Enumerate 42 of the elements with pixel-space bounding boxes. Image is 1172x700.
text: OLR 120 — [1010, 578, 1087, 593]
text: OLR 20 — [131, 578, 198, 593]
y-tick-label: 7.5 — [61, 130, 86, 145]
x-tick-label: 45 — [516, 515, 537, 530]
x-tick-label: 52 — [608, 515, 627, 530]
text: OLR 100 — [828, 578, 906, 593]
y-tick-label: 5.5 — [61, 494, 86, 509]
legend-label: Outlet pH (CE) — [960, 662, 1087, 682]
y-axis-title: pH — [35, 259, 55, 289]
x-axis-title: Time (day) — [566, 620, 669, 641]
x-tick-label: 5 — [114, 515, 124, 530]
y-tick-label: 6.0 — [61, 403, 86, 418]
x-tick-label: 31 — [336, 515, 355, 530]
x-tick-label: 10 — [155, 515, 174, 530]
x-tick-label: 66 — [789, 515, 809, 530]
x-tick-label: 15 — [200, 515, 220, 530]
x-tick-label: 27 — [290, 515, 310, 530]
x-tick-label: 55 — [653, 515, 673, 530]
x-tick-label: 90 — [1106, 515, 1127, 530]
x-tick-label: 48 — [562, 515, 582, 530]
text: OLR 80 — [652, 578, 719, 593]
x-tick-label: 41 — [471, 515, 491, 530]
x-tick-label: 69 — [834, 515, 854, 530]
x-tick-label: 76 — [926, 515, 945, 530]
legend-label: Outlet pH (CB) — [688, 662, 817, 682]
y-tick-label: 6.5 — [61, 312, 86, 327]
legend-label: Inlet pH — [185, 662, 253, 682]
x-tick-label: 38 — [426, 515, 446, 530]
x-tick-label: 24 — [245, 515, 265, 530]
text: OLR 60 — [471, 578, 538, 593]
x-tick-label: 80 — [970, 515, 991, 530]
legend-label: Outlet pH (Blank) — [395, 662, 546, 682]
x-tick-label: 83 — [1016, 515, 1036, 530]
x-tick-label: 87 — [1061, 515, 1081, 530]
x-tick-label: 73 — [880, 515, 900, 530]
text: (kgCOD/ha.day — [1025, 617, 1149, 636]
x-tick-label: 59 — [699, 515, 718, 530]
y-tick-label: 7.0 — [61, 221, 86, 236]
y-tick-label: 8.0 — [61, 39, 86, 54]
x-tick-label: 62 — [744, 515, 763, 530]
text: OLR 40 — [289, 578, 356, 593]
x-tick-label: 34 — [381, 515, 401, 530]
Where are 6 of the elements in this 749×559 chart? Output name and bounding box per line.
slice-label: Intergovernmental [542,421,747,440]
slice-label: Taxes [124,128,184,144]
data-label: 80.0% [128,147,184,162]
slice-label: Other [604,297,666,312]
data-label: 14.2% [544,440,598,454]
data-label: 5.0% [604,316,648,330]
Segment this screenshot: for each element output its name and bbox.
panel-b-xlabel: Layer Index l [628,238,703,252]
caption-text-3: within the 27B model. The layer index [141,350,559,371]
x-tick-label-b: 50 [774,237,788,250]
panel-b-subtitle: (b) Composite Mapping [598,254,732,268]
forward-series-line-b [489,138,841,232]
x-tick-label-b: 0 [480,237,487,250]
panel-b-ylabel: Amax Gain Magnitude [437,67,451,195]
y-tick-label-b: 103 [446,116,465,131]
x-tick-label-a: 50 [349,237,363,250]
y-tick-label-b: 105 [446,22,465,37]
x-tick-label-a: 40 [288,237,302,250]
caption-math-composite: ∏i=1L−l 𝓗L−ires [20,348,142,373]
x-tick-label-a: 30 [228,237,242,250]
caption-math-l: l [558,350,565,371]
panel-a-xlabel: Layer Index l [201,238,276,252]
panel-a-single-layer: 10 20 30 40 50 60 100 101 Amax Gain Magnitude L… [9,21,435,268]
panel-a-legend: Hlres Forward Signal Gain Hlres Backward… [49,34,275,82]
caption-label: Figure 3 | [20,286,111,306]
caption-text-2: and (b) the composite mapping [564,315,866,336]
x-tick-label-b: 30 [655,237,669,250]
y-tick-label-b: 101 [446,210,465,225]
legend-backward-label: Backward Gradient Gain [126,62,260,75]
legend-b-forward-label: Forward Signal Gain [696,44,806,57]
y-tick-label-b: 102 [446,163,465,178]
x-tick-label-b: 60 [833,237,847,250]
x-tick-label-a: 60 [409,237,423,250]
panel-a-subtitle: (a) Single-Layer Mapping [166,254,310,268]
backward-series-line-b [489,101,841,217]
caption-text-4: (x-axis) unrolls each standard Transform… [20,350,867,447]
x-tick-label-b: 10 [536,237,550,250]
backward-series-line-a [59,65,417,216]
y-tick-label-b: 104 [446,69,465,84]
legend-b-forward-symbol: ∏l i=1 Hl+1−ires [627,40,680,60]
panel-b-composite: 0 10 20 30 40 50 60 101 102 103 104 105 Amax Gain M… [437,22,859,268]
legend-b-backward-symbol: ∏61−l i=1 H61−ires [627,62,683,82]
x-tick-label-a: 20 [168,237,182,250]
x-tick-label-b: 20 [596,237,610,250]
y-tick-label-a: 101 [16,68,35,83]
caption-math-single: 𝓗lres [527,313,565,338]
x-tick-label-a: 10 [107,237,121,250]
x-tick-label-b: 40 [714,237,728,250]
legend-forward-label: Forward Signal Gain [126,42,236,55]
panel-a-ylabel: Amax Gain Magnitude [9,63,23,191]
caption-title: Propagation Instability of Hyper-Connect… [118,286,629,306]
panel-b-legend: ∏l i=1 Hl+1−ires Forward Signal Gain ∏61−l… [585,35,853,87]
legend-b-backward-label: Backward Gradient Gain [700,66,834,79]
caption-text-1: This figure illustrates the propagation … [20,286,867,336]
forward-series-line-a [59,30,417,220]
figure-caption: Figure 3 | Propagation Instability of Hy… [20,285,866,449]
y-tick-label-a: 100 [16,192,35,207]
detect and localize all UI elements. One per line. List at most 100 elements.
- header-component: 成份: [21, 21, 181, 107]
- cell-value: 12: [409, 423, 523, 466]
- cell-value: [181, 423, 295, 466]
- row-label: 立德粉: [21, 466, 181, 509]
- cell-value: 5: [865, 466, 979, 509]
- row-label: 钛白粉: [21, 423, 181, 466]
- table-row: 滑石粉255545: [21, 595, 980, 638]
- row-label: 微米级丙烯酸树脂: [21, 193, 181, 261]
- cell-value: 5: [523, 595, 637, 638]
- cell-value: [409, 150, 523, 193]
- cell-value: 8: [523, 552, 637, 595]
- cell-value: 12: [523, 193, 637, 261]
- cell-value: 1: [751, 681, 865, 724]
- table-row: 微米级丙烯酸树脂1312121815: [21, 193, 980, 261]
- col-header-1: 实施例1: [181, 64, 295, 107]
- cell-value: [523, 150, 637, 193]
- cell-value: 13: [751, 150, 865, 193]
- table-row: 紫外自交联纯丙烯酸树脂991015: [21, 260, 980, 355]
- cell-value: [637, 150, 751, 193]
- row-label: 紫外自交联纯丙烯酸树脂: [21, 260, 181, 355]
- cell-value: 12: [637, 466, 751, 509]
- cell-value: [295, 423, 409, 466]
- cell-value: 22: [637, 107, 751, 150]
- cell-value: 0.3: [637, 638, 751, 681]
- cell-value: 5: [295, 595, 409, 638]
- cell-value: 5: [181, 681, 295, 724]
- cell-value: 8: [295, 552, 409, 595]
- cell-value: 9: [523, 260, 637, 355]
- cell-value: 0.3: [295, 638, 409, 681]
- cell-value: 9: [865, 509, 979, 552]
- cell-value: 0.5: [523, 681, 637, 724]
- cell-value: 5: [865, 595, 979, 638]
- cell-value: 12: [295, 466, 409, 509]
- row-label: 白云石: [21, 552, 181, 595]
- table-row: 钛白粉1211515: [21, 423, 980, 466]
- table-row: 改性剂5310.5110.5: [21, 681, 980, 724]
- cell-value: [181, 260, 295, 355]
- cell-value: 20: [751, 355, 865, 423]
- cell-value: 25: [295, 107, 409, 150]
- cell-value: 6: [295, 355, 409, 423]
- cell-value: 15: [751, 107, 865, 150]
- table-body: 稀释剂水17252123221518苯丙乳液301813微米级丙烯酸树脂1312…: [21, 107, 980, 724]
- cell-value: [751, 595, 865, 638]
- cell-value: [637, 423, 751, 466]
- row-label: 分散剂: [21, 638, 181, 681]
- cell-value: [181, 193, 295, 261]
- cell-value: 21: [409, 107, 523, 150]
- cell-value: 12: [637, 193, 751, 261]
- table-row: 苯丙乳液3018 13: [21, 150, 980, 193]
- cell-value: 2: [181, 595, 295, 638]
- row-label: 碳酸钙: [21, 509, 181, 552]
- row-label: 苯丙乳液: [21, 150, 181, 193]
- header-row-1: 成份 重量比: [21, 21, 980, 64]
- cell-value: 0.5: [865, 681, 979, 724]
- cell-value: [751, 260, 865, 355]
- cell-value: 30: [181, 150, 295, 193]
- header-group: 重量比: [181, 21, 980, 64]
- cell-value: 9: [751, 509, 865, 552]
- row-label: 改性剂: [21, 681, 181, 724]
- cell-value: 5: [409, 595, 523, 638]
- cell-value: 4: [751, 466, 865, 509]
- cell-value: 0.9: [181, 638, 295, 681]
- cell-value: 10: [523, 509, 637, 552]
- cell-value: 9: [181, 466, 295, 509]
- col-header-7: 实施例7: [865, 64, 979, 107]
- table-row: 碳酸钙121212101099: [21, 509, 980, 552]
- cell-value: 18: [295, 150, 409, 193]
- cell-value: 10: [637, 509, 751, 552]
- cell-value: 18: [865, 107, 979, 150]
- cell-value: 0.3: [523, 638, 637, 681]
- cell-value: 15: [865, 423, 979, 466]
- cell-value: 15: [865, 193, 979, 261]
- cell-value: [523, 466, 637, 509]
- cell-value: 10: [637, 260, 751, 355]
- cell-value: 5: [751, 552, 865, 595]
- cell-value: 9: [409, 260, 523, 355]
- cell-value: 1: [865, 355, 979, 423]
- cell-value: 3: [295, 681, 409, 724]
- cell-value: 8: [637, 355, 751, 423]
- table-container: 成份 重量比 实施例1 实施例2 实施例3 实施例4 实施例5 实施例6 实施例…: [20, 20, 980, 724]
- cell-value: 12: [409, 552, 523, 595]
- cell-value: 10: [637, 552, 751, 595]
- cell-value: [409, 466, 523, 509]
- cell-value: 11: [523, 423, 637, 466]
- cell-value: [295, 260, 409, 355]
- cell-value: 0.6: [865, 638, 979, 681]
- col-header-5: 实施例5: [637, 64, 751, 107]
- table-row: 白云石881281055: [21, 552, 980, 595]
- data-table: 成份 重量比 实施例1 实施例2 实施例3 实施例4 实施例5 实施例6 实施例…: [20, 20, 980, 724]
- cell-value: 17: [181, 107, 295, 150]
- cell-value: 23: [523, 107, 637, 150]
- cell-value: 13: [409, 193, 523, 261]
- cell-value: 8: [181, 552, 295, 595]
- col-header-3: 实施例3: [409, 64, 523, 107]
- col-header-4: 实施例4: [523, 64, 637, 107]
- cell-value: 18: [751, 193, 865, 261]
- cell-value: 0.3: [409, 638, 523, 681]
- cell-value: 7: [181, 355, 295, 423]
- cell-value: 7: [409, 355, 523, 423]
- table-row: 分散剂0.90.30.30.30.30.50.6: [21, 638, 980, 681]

☆ ☆ ☆ ☆

Work to complete: Rewrite the lines from the start through the line containing "y-tick-label: 5.5 — [61, 494, 86, 509]", changing "OLR" to "Loading rate" and leaving everything else the same.

Answer to this task:
Enumerate 42 of the elements with pixel-space bounding boxes. Image is 1172x700.
text: Loading rate 120 — [1010, 578, 1087, 593]
text: Loading rate 20 — [131, 578, 198, 593]
y-tick-label: 7.5 — [61, 130, 86, 145]
x-tick-label: 45 — [516, 515, 537, 530]
x-tick-label: 52 — [608, 515, 627, 530]
text: Loading rate 100 — [828, 578, 906, 593]
y-tick-label: 5.5 — [61, 494, 86, 509]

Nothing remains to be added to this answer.